Data records:
——————

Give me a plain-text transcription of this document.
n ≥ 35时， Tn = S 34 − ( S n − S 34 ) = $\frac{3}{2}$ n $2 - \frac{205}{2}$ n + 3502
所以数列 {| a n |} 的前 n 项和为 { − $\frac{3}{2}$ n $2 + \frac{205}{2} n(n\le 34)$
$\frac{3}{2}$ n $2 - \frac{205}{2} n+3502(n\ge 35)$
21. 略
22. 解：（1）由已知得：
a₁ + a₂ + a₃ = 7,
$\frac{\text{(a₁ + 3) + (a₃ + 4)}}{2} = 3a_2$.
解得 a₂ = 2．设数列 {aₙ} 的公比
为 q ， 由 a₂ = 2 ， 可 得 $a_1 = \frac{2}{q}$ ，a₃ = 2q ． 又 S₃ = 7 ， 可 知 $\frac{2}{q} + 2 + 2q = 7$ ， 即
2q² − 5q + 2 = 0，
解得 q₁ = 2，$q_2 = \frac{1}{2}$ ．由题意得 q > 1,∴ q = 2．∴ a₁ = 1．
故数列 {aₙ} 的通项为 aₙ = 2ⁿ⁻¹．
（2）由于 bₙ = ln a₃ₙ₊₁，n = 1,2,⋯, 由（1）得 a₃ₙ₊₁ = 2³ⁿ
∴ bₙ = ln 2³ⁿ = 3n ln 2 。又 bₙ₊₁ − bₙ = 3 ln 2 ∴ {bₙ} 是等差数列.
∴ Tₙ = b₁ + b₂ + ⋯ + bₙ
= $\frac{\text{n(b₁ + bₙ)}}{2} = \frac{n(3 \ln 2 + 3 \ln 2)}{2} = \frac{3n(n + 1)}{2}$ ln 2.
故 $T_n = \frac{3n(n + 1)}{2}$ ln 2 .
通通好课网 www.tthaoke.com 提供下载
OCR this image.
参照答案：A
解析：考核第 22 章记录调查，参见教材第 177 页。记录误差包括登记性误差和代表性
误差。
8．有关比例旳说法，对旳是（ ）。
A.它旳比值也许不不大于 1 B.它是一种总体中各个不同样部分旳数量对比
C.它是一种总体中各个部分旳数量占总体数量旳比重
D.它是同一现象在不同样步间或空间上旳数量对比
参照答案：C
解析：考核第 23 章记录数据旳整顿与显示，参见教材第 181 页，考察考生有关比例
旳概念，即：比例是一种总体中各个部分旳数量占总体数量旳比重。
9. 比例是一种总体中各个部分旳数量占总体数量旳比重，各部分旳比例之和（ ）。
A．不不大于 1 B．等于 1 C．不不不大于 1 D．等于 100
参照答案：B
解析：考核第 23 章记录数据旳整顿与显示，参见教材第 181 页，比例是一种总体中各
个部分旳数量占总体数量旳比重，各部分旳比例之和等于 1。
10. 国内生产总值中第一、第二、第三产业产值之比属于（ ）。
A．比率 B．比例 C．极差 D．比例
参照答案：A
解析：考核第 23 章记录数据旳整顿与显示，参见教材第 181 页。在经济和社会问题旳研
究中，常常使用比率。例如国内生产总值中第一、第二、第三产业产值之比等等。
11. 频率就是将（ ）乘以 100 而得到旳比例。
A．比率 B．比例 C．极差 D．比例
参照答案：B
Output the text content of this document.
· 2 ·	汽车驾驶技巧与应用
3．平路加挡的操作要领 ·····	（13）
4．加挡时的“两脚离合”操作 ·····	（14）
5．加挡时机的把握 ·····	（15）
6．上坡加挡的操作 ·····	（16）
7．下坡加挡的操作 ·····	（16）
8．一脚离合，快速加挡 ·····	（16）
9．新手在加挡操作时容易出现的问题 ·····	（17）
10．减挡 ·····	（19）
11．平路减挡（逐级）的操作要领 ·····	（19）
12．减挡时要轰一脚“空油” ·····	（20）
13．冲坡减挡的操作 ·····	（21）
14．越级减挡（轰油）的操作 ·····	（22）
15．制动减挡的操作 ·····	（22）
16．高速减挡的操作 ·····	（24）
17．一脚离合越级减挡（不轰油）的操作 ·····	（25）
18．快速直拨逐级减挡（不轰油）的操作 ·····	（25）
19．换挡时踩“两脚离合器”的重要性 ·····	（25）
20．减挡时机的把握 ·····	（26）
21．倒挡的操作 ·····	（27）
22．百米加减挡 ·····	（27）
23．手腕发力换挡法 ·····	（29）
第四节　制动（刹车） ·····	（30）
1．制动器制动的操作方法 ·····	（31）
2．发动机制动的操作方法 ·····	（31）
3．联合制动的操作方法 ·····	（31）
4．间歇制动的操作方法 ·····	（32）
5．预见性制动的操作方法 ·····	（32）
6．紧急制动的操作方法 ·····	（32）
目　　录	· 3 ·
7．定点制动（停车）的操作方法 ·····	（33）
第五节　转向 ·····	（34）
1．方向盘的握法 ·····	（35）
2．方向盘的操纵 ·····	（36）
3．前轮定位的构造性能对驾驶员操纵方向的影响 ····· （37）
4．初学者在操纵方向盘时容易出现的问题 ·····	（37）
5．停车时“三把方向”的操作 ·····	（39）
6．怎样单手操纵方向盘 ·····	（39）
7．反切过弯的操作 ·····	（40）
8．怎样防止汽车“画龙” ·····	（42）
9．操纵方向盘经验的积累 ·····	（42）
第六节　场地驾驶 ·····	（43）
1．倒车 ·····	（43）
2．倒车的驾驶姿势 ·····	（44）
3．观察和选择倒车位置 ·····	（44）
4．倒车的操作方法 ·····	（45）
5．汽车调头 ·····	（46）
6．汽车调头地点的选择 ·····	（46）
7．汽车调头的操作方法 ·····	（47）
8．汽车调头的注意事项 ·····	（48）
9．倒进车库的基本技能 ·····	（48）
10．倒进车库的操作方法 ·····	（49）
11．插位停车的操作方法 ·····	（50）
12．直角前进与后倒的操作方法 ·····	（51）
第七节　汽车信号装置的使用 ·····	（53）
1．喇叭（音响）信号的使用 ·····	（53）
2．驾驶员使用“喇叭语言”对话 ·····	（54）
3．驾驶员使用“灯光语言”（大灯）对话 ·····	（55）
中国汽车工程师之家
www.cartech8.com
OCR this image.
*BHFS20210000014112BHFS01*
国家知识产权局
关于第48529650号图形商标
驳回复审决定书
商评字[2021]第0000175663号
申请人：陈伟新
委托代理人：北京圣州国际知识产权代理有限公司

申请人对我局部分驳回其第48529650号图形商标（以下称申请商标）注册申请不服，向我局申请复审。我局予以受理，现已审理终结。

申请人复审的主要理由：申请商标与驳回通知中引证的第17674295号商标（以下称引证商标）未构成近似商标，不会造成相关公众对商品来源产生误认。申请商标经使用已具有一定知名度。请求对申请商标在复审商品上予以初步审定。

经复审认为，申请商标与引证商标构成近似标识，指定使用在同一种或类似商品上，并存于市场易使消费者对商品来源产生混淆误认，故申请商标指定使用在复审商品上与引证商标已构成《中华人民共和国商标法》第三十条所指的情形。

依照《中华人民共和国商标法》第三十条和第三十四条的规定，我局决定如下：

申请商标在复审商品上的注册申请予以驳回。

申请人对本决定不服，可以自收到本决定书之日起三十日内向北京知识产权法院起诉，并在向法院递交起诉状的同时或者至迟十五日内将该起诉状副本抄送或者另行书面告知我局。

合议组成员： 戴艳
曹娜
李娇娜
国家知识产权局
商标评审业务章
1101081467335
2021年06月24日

——————

Work required — Give only the count of lines in the data that include the string "document".

Exercise solution — 2